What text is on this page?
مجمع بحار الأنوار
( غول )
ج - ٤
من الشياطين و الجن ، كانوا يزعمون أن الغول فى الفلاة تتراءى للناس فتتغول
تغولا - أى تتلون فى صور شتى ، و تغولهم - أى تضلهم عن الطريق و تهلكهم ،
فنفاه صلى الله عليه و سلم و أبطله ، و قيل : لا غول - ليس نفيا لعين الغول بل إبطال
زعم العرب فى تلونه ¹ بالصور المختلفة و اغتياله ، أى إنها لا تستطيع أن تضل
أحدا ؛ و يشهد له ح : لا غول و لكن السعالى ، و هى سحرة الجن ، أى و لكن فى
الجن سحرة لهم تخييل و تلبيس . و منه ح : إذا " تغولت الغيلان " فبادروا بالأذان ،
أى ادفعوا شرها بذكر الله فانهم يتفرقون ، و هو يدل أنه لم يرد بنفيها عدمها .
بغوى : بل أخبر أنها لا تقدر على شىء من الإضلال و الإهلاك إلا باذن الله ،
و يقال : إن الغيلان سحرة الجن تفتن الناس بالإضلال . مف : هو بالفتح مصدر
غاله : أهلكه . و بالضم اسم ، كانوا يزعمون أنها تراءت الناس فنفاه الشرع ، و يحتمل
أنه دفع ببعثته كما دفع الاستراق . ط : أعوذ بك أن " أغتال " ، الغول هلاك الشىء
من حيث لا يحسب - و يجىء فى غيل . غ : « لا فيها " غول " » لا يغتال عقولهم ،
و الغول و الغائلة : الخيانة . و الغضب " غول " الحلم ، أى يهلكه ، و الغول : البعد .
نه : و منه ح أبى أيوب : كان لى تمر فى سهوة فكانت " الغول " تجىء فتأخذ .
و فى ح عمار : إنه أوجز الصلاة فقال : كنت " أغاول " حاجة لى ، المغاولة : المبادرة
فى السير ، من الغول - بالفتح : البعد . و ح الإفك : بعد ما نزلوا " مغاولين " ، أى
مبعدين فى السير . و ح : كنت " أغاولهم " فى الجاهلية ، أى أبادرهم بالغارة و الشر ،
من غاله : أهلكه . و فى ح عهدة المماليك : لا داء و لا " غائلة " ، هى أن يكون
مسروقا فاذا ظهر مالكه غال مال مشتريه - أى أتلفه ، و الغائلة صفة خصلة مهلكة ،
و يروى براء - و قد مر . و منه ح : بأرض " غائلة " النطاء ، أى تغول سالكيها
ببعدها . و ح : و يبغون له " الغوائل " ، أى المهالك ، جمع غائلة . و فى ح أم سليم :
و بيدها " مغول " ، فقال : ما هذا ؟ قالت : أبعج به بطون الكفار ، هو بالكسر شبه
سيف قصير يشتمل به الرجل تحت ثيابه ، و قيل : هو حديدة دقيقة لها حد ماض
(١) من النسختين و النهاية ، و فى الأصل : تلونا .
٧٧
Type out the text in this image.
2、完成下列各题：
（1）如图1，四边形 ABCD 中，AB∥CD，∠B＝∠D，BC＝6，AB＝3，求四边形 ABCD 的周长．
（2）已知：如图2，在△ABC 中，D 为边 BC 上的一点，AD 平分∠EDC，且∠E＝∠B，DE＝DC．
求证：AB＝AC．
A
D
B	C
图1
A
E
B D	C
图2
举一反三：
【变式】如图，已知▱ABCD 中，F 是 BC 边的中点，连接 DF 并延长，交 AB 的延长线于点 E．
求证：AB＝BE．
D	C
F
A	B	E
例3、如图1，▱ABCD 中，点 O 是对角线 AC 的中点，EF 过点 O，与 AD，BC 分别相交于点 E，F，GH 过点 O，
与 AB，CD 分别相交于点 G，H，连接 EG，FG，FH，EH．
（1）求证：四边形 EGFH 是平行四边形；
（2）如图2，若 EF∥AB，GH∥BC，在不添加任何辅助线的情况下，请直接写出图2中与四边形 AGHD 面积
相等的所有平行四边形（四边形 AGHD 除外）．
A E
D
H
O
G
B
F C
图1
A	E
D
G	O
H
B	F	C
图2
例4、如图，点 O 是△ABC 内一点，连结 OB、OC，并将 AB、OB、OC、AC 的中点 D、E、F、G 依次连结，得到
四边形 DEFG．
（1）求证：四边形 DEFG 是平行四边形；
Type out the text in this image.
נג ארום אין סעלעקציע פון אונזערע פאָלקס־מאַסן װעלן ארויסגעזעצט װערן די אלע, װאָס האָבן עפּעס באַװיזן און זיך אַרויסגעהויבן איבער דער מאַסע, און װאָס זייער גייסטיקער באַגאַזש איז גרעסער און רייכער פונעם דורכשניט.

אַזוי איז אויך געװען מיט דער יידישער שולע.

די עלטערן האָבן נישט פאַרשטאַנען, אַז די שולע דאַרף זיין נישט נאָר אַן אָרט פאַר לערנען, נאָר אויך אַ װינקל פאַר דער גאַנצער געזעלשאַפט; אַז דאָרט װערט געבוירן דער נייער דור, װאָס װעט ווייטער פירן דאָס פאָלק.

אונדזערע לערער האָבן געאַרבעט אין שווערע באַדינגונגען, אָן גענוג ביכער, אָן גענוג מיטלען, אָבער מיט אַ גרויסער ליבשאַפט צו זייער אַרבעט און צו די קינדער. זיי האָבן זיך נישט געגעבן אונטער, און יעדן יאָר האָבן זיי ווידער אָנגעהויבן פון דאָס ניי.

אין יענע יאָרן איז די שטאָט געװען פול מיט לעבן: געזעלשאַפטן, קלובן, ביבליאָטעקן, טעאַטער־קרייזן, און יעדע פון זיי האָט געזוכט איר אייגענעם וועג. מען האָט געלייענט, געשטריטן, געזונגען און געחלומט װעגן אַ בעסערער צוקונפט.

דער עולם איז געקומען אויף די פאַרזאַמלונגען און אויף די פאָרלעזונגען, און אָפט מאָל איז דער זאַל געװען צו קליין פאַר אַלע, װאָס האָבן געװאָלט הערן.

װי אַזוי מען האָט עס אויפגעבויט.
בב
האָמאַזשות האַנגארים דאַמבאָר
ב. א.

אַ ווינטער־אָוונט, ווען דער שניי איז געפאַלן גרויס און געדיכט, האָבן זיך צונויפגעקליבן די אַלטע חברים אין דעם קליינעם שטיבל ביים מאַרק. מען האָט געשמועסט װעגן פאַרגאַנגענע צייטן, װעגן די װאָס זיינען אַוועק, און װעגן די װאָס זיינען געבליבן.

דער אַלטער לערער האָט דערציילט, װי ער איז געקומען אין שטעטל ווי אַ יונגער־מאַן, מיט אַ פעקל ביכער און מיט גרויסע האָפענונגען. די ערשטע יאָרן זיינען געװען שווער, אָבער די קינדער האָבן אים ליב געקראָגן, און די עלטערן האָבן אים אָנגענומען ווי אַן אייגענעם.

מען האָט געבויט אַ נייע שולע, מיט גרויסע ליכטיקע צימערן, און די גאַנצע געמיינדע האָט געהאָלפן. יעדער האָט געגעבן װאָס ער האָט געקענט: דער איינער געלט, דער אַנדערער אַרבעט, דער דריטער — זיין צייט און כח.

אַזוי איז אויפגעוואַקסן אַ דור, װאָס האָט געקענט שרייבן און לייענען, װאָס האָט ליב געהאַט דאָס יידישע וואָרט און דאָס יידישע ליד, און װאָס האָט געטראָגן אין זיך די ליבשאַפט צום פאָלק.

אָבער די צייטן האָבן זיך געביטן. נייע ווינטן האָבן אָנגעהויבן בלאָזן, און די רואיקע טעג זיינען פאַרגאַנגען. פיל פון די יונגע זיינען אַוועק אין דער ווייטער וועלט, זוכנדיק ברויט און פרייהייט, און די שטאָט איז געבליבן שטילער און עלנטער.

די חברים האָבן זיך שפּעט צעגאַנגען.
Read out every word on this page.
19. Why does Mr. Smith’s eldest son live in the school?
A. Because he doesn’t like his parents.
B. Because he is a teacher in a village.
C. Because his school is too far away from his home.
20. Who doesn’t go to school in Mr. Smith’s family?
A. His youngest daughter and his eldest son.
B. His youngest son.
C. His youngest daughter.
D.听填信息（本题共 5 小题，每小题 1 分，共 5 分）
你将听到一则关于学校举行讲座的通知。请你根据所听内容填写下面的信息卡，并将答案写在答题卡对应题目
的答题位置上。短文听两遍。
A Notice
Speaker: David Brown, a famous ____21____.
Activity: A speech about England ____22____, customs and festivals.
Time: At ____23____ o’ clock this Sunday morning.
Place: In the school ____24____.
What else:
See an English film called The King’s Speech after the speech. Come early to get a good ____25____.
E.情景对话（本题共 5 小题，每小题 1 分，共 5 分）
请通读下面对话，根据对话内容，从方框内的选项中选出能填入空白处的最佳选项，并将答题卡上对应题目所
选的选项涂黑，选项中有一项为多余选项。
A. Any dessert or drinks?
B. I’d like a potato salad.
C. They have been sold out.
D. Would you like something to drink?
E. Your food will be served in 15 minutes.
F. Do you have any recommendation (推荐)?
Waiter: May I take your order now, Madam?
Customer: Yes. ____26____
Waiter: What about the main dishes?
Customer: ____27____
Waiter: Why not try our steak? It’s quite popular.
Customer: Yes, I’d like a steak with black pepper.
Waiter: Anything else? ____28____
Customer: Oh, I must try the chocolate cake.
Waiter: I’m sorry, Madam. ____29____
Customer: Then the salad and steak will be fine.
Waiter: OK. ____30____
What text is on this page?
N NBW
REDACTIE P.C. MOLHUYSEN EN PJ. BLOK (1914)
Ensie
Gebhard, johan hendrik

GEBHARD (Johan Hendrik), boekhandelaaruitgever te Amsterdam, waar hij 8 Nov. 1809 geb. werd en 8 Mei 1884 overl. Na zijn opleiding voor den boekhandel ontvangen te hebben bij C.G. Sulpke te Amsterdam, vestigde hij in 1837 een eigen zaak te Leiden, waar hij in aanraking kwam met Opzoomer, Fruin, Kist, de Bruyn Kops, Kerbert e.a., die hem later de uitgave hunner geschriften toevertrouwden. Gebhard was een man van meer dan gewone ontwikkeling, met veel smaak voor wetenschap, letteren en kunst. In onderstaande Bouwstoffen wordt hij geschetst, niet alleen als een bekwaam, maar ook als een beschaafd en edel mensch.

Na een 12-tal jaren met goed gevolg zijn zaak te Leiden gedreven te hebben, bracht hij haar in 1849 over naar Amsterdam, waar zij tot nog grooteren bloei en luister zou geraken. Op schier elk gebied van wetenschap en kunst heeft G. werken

=-=-=

To be done -> State, as a bare number, how many lines of the listing hold the word "الجن".

Result for this task -> 4